▶ _Task requirements_
Only the lines from the one holding "Reverse-engineer this chart into JSON." to the end of the data should be echoed, exactly as they appear, minus the pictures.

-.-.-

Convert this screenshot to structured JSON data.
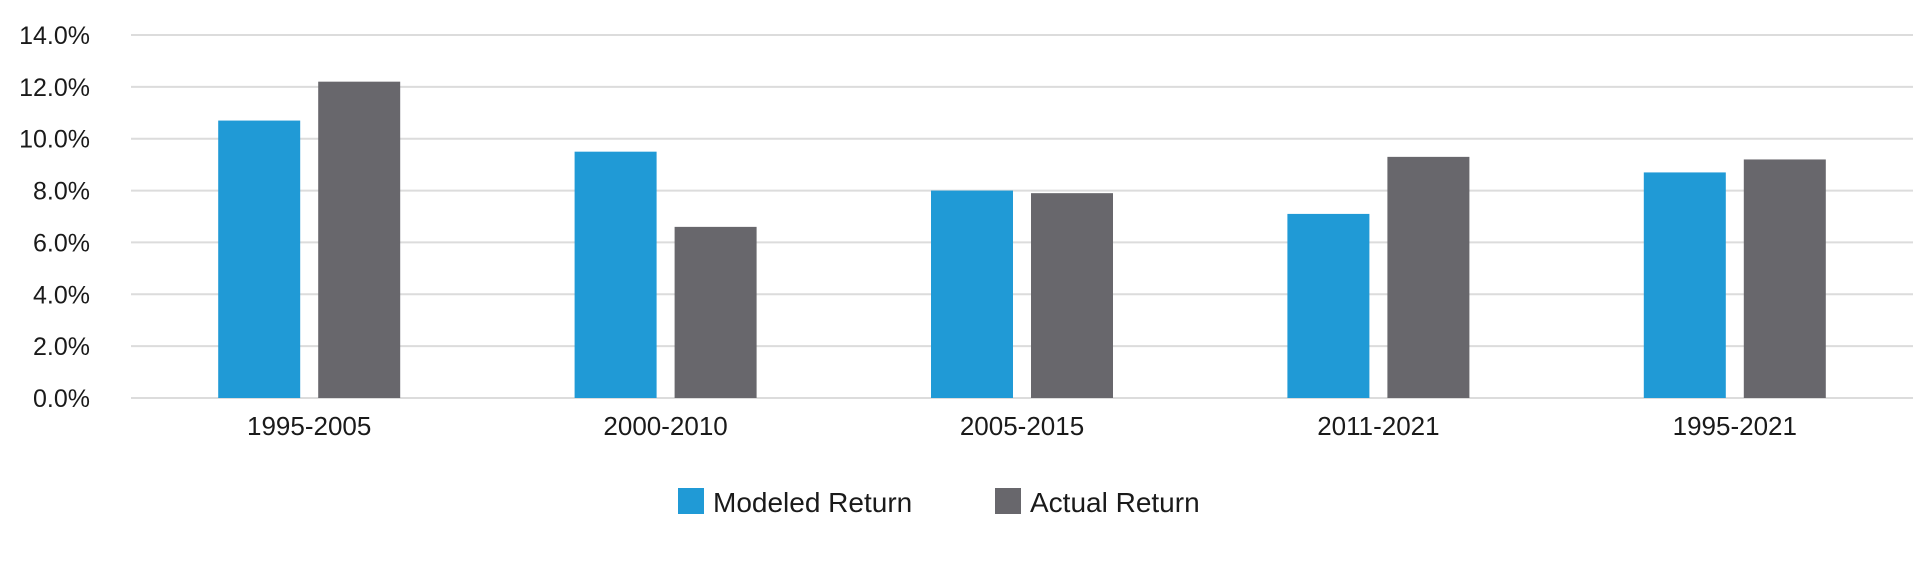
{
  "chart_data": {
    "type": "bar",
    "title": "",
    "xlabel": "",
    "ylabel": "",
    "categories": [
      "1995-2005",
      "2000-2010",
      "2005-2015",
      "2011-2021",
      "1995-2021"
    ],
    "series": [
      {
        "name": "Modeled Return",
        "color": "#209AD6",
        "values": [
          10.7,
          9.5,
          8.0,
          7.1,
          8.7
        ]
      },
      {
        "name": "Actual Return",
        "color": "#68676C",
        "values": [
          12.2,
          6.6,
          7.9,
          9.3,
          9.2
        ]
      }
    ],
    "ylim": [
      0,
      14
    ],
    "yticks": [
      0,
      2,
      4,
      6,
      8,
      10,
      12,
      14
    ],
    "ytick_labels": [
      "0.0%",
      "2.0%",
      "4.0%",
      "6.0%",
      "8.0%",
      "10.0%",
      "12.0%",
      "14.0%"
    ],
    "grid": true,
    "legend": "bottom-center"
  }
}
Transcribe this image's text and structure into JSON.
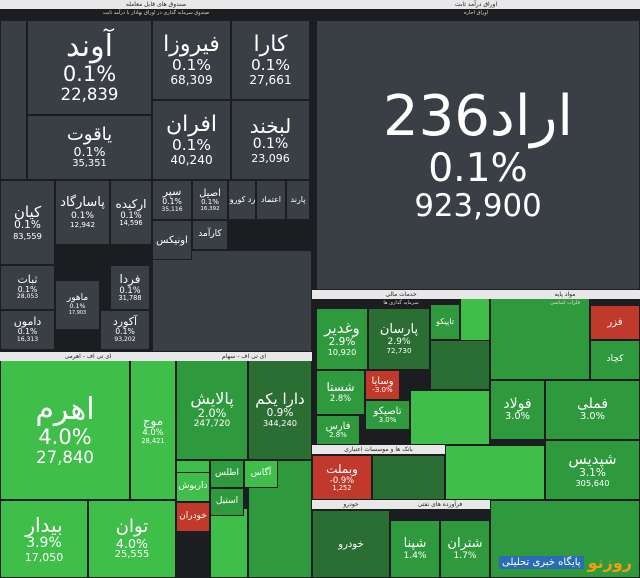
{
  "sections": [
    {
      "title": "صندوق های قابل معامله",
      "subtitle": "صندوق سرمایه گذاری در اوراق بهادار با درآمد ثابت",
      "tiles": [
        {
          "name": "آوند",
          "change": "0.1%",
          "volume": "22,839"
        },
        {
          "name": "فیروزا",
          "change": "0.1%",
          "volume": "68,309"
        },
        {
          "name": "کارا",
          "change": "0.1%",
          "volume": "27,661"
        },
        {
          "name": "یاقوت",
          "change": "0.1%",
          "volume": "35,351"
        },
        {
          "name": "افران",
          "change": "0.1%",
          "volume": "40,240"
        },
        {
          "name": "لبخند",
          "change": "0.1%",
          "volume": "23,096"
        },
        {
          "name": "کیان",
          "change": "0.1%",
          "volume": "83,559"
        },
        {
          "name": "پاسارگاد",
          "change": "0.1%",
          "volume": "12,942"
        },
        {
          "name": "ارکیده",
          "change": "0.1%",
          "volume": "14,596"
        },
        {
          "name": "سپر",
          "change": "0.1%",
          "volume": "35,116"
        },
        {
          "name": "اصیل",
          "change": "0.1%",
          "volume": "16,392"
        },
        {
          "name": "زمرد کوروش"
        },
        {
          "name": "اعتماد"
        },
        {
          "name": "پارند"
        },
        {
          "name": "اونیکس"
        },
        {
          "name": "کارآمد"
        },
        {
          "name": "ثبات",
          "change": "0.1%",
          "volume": "28,053"
        },
        {
          "name": "ماهور",
          "change": "0.1%",
          "volume": "17,903"
        },
        {
          "name": "فردا",
          "change": "0.1%",
          "volume": "31,788"
        },
        {
          "name": "داموں",
          "change": "0.1%",
          "volume": "16,313"
        },
        {
          "name": "آکورد",
          "change": "0.1%",
          "volume": "93,202"
        }
      ]
    },
    {
      "title": "اوراق درآمد ثابت",
      "subtitle": "اوراق اجاره",
      "tiles": [
        {
          "name": "اراد236",
          "change": "0.1%",
          "volume": "923,900"
        }
      ]
    },
    {
      "title": "ای تی اف - اهرمی",
      "tiles": [
        {
          "name": "اهرم",
          "change": "4.0%",
          "volume": "27,840"
        },
        {
          "name": "موج",
          "change": "4.0%",
          "volume": "28,421"
        },
        {
          "name": "بیدار",
          "change": "3.9%",
          "volume": "17,050"
        },
        {
          "name": "توان",
          "change": "4.0%",
          "volume": "25,555"
        }
      ]
    },
    {
      "title": "ای تی اف - سهام",
      "tiles": [
        {
          "name": "پالایش",
          "change": "2.0%",
          "volume": "247,720"
        },
        {
          "name": "دارا یکم",
          "change": "0.9%",
          "volume": "344,240"
        },
        {
          "name": "داریوش"
        },
        {
          "name": "اطلس"
        },
        {
          "name": "آگاس"
        },
        {
          "name": "استیل"
        },
        {
          "name": "خودران"
        }
      ]
    },
    {
      "title": "خدمات مالی",
      "subtitle": "سرمایه گذاری ها",
      "tiles": [
        {
          "name": "وغدیر",
          "change": "2.9%",
          "volume": "10,920"
        },
        {
          "name": "پارسان",
          "change": "2.9%",
          "volume": "72,730"
        },
        {
          "name": "تاپیکو"
        },
        {
          "name": "شستا",
          "change": "2.8%"
        },
        {
          "name": "وسایا",
          "change": "-3.0%"
        },
        {
          "name": "تاصیکو",
          "change": "3.0%"
        },
        {
          "name": "فارس",
          "change": "2.8%"
        }
      ]
    },
    {
      "title": "مواد پایه",
      "subtitle": "فلزات اساسی",
      "tiles": [
        {
          "name": "فزر"
        },
        {
          "name": "کچاد"
        },
        {
          "name": "فولاد",
          "change": "3.0%"
        },
        {
          "name": "فملی",
          "change": "3.0%"
        },
        {
          "name": "شپدیس",
          "change": "3.1%",
          "volume": "305,640"
        }
      ]
    },
    {
      "title": "بانک ها و موسسات اعتباری",
      "tiles": [
        {
          "name": "وبملت",
          "change": "-0.9%",
          "volume": "1,252"
        }
      ]
    },
    {
      "title": "خودرو",
      "tiles": [
        {
          "name": "خودرو"
        }
      ]
    },
    {
      "title": "فرآورده های نفتی",
      "tiles": [
        {
          "name": "شپنا",
          "change": "1.4%"
        },
        {
          "name": "شتران",
          "change": "1.7%"
        }
      ]
    }
  ],
  "watermark": {
    "brand": "روزنو",
    "tagline": "پایگاه خبری تحلیلی"
  }
}
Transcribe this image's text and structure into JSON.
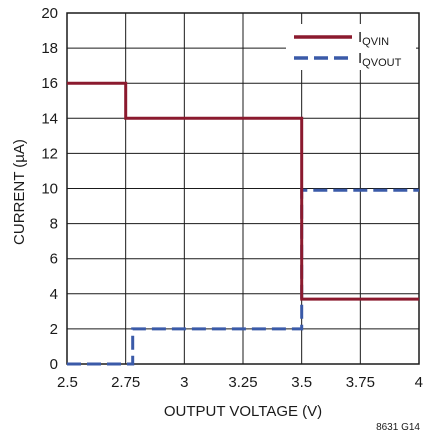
{
  "chart_data": {
    "type": "line",
    "title": "",
    "xlabel": "OUTPUT VOLTAGE (V)",
    "ylabel": "CURRENT (µA)",
    "xlim": [
      2.5,
      4
    ],
    "ylim": [
      0,
      20
    ],
    "x_ticks": [
      "2.5",
      "2.75",
      "3",
      "3.25",
      "3.5",
      "3.75",
      "4"
    ],
    "y_ticks": [
      "0",
      "2",
      "4",
      "6",
      "8",
      "10",
      "12",
      "14",
      "16",
      "18",
      "20"
    ],
    "grid": true,
    "legend_position": "top-right",
    "series": [
      {
        "name": "I",
        "name_sub": "QVIN",
        "color": "#8b1a2e",
        "style": "solid",
        "x": [
          2.5,
          2.75,
          2.75,
          3.5,
          3.5,
          4.0
        ],
        "y": [
          16,
          16,
          14,
          14,
          3.7,
          3.7
        ]
      },
      {
        "name": "I",
        "name_sub": "QVOUT",
        "color": "#3a5aa8",
        "style": "dashed",
        "x": [
          2.5,
          2.78,
          2.78,
          3.5,
          3.5,
          4.0
        ],
        "y": [
          0,
          0,
          2,
          2,
          9.9,
          9.9
        ]
      }
    ],
    "figure_id": "8631 G14"
  },
  "colors": {
    "grid": "#1a1a1a",
    "background": "#ffffff"
  }
}
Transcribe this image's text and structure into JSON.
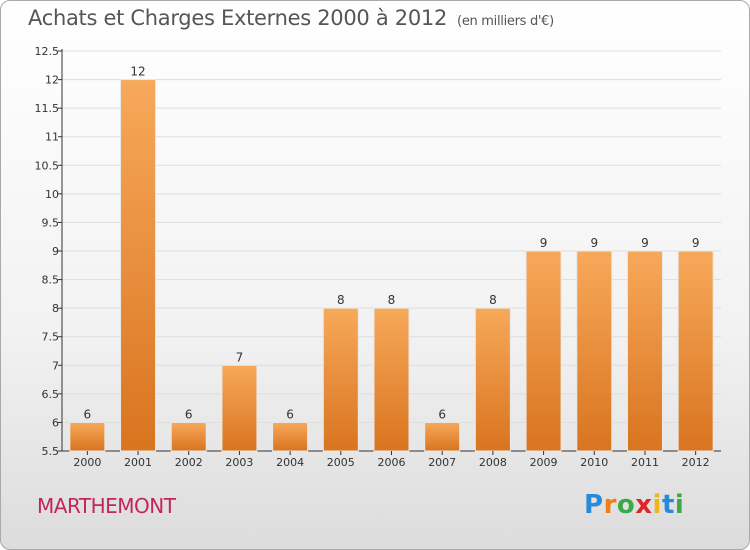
{
  "header": {
    "title": "Achats et Charges Externes 2000 à 2012",
    "subtitle": "(en milliers d'€)"
  },
  "commune": "MARTHEMONT",
  "logo": {
    "text": "Proxiti",
    "letter_colors": [
      "#2a8ad8",
      "#f07d1a",
      "#3aa94a",
      "#e2232a",
      "#f0b51a",
      "#2a8ad8",
      "#3aa94a"
    ]
  },
  "colors": {
    "bar_light": "#f7a95a",
    "bar_dark": "#d9741f",
    "axis": "#333333",
    "grid": "#dddddd"
  },
  "chart_data": {
    "type": "bar",
    "title": "Achats et Charges Externes 2000 à 2012",
    "subtitle": "(en milliers d'€)",
    "categories": [
      "2000",
      "2001",
      "2002",
      "2003",
      "2004",
      "2005",
      "2006",
      "2007",
      "2008",
      "2009",
      "2010",
      "2011",
      "2012"
    ],
    "values": [
      6,
      12,
      6,
      7,
      6,
      8,
      8,
      6,
      8,
      9,
      9,
      9,
      9
    ],
    "value_labels": [
      "6",
      "12",
      "6",
      "7",
      "6",
      "8",
      "8",
      "6",
      "8",
      "9",
      "9",
      "9",
      "9"
    ],
    "ylim": [
      5.5,
      12.5
    ],
    "yticks": [
      "5.5",
      "6",
      "6.5",
      "7",
      "7.5",
      "8",
      "8.5",
      "9",
      "9.5",
      "10",
      "10.5",
      "11",
      "11.5",
      "12",
      "12.5"
    ],
    "grid": true,
    "legend": "none"
  }
}
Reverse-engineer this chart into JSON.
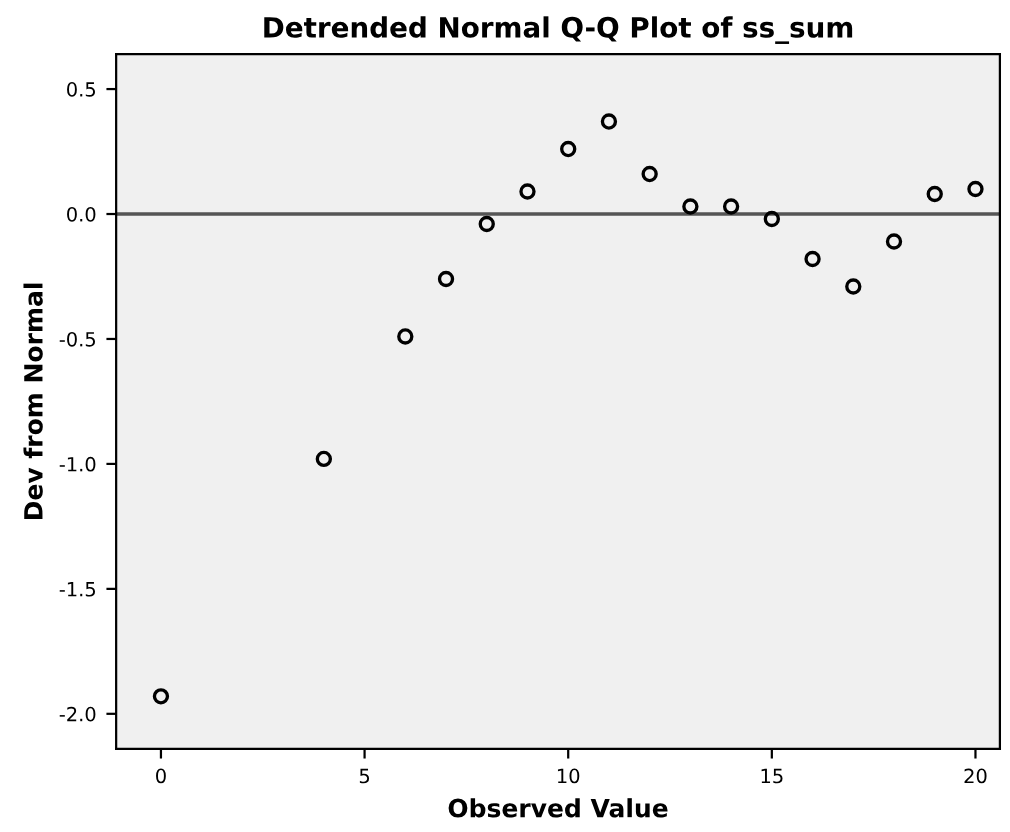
{
  "chart_data": {
    "type": "scatter",
    "title": "Detrended Normal Q-Q Plot of ss_sum",
    "xlabel": "Observed Value",
    "ylabel": "Dev from Normal",
    "x": [
      0,
      4,
      6,
      7,
      8,
      9,
      10,
      11,
      12,
      13,
      14,
      15,
      16,
      17,
      18,
      19,
      20
    ],
    "values": [
      -1.93,
      -0.98,
      -0.49,
      -0.26,
      -0.04,
      0.09,
      0.26,
      0.37,
      0.16,
      0.03,
      0.03,
      -0.02,
      -0.18,
      -0.29,
      -0.11,
      0.08,
      0.1
    ],
    "color": "#000000",
    "marker": "circle",
    "xlim": [
      -1.1,
      20.6
    ],
    "ylim": [
      -2.14,
      0.64
    ],
    "xticks": [
      0,
      5,
      10,
      15,
      20
    ],
    "yticks": [
      {
        "value": -2.0,
        "label": "-2.0"
      },
      {
        "value": -1.5,
        "label": "-1.5"
      },
      {
        "value": -1.0,
        "label": "-1.0"
      },
      {
        "value": -0.5,
        "label": "-0.5"
      },
      {
        "value": 0.0,
        "label": "0.0"
      },
      {
        "value": 0.5,
        "label": "0.5"
      }
    ],
    "ref_lines": [
      {
        "axis": "y",
        "value": 0,
        "color": "#555555"
      }
    ],
    "grid": false,
    "legend": false
  }
}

-.-.-

▶ _Solution for this exercise_
Reverse-engineer this chart into JSON.
{
  "chart_data": {
    "type": "scatter",
    "title": "Detrended Normal Q-Q Plot of ss_sum",
    "xlabel": "Observed Value",
    "ylabel": "Dev from Normal",
    "x": [
      0,
      4,
      6,
      7,
      8,
      9,
      10,
      11,
      12,
      13,
      14,
      15,
      16,
      17,
      18,
      19,
      20
    ],
    "values": [
      -1.93,
      -0.98,
      -0.49,
      -0.26,
      -0.04,
      0.09,
      0.26,
      0.37,
      0.16,
      0.03,
      0.03,
      -0.02,
      -0.18,
      -0.29,
      -0.11,
      0.08,
      0.1
    ],
    "color": "#000000",
    "marker": "circle",
    "xlim": [
      -1.1,
      20.6
    ],
    "ylim": [
      -2.14,
      0.64
    ],
    "xticks": [
      0,
      5,
      10,
      15,
      20
    ],
    "yticks": [
      {
        "value": -2.0,
        "label": "-2.0"
      },
      {
        "value": -1.5,
        "label": "-1.5"
      },
      {
        "value": -1.0,
        "label": "-1.0"
      },
      {
        "value": -0.5,
        "label": "-0.5"
      },
      {
        "value": 0.0,
        "label": "0.0"
      },
      {
        "value": 0.5,
        "label": "0.5"
      }
    ],
    "ref_lines": [
      {
        "axis": "y",
        "value": 0,
        "color": "#555555"
      }
    ],
    "grid": false,
    "legend": false
  }
}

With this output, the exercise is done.